_SHORT EXERCISE:_ Work out how many lines hold the string "name". Give that number and nothing more.

_RECORDS SHOWN:_
****************************************

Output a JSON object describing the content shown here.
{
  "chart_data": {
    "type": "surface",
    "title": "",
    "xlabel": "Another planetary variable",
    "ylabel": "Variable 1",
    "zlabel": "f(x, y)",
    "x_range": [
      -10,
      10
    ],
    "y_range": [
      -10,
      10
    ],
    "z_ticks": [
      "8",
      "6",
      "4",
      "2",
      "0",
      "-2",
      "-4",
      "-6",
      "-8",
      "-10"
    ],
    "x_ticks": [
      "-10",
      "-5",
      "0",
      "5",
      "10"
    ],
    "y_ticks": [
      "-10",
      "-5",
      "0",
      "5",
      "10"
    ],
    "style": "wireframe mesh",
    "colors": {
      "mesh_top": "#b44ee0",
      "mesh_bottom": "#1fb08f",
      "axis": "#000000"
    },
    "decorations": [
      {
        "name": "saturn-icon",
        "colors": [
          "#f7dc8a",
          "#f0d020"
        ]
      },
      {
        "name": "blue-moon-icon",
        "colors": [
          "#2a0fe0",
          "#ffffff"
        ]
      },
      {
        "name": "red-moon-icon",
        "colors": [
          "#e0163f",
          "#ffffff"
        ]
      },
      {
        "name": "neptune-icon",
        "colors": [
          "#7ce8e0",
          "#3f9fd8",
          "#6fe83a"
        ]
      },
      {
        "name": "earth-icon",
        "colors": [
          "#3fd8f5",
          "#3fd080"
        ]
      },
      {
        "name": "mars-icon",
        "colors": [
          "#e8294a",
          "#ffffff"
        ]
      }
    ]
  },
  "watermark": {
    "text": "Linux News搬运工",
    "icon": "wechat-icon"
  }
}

****************************************

_TASK OUTPUT:_ 6